## OBJECTIVE:
Scan the listing below and copy every line holding "color".

## INFORMATION PROVIDED:
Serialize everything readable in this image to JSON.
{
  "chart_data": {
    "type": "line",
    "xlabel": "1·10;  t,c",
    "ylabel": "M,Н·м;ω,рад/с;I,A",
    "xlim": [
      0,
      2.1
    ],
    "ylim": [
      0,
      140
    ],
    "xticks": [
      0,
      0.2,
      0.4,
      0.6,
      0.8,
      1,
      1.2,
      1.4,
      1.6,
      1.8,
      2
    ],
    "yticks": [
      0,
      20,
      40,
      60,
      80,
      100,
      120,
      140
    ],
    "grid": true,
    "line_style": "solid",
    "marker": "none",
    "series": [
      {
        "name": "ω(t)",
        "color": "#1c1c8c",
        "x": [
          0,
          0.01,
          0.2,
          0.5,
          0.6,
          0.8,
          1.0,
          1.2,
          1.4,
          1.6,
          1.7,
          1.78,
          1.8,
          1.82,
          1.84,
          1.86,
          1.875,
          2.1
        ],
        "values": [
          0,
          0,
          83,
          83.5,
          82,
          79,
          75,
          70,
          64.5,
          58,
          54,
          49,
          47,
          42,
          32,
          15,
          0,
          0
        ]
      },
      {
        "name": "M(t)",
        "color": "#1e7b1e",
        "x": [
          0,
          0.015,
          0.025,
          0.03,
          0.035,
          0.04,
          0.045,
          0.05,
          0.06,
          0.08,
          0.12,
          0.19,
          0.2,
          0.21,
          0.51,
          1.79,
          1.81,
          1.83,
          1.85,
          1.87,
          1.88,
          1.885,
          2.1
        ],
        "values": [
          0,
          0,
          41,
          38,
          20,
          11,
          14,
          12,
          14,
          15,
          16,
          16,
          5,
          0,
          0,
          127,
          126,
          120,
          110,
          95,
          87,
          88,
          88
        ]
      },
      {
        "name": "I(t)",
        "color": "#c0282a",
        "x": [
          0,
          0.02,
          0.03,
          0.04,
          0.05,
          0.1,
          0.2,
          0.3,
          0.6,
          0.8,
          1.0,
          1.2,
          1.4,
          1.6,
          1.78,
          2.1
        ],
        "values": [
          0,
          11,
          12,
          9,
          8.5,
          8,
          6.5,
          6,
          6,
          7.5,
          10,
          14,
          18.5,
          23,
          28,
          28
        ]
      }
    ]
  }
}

## WRITTEN ANSWER:
        "color": "#1c1c8c",
        "color": "#1e7b1e",
        "color": "#c0282a",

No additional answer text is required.